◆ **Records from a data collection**
-----

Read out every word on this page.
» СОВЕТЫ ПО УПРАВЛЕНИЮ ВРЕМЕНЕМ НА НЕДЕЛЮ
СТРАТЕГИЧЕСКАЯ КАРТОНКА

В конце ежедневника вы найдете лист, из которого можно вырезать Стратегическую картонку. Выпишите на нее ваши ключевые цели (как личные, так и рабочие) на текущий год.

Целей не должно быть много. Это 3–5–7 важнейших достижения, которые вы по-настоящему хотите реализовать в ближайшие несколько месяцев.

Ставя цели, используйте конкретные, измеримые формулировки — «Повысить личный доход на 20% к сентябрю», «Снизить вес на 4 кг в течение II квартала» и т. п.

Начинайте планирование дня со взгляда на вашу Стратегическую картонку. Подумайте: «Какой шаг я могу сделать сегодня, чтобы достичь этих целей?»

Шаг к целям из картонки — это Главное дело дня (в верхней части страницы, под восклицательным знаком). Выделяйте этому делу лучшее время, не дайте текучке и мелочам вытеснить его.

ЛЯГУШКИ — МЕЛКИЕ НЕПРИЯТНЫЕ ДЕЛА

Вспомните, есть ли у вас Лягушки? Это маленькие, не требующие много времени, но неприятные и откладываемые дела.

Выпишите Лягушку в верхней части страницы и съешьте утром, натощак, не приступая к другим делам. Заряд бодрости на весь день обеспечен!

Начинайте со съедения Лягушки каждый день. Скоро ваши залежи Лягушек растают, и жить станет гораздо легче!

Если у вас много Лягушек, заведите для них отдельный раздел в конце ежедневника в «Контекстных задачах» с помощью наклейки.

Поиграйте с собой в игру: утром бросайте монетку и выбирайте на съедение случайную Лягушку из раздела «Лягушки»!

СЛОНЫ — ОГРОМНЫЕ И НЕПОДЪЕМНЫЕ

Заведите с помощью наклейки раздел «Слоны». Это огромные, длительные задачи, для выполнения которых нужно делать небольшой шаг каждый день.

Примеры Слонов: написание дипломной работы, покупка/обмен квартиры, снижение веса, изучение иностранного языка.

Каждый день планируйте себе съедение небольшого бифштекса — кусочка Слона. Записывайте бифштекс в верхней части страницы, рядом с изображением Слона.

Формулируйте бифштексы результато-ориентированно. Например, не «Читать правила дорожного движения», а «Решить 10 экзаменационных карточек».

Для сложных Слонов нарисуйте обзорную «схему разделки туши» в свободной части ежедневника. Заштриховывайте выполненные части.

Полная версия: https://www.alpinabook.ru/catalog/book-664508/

-----

◆ **WHAT THE TASK REQUIRES**
Return the entries above exactly, each one complete.

◆ **RESULT FOR THIS EXERCISE**
Read out every word on this page.
» СОВЕТЫ ПО УПРАВЛЕНИЮ ВРЕМЕНЕМ НА НЕДЕЛЮ
СТРАТЕГИЧЕСКАЯ КАРТОНКА

В конце ежедневника вы найдете лист, из которого можно вырезать Стратегическую картонку. Выпишите на нее ваши ключевые цели (как личные, так и рабочие) на текущий год.

Целей не должно быть много. Это 3–5–7 важнейших достижения, которые вы по-настоящему хотите реализовать в ближайшие несколько месяцев.

Ставя цели, используйте конкретные, измеримые формулировки — «Повысить личный доход на 20% к сентябрю», «Снизить вес на 4 кг в течение II квартала» и т. п.

Начинайте планирование дня со взгляда на вашу Стратегическую картонку. Подумайте: «Какой шаг я могу сделать сегодня, чтобы достичь этих целей?»

Шаг к целям из картонки — это Главное дело дня (в верхней части страницы, под восклицательным знаком). Выделяйте этому делу лучшее время, не дайте текучке и мелочам вытеснить его.

ЛЯГУШКИ — МЕЛКИЕ НЕПРИЯТНЫЕ ДЕЛА

Вспомните, есть ли у вас Лягушки? Это маленькие, не требующие много времени, но неприятные и откладываемые дела.

Выпишите Лягушку в верхней части страницы и съешьте утром, натощак, не приступая к другим делам. Заряд бодрости на весь день обеспечен!

Начинайте со съедения Лягушки каждый день. Скоро ваши залежи Лягушек растают, и жить станет гораздо легче!

Если у вас много Лягушек, заведите для них отдельный раздел в конце ежедневника в «Контекстных задачах» с помощью наклейки.

Поиграйте с собой в игру: утром бросайте монетку и выбирайте на съедение случайную Лягушку из раздела «Лягушки»!

СЛОНЫ — ОГРОМНЫЕ И НЕПОДЪЕМНЫЕ

Заведите с помощью наклейки раздел «Слоны». Это огромные, длительные задачи, для выполнения которых нужно делать небольшой шаг каждый день.

Примеры Слонов: написание дипломной работы, покупка/обмен квартиры, снижение веса, изучение иностранного языка.

Каждый день планируйте себе съедение небольшого бифштекса — кусочка Слона. Записывайте бифштекс в верхней части страницы, рядом с изображением Слона.

Формулируйте бифштексы результато-ориентированно. Например, не «Читать правила дорожного движения», а «Решить 10 экзаменационных карточек».

Для сложных Слонов нарисуйте обзорную «схему разделки туши» в свободной части ежедневника. Заштриховывайте выполненные части.

Полная версия: https://www.alpinabook.ru/catalog/book-664508/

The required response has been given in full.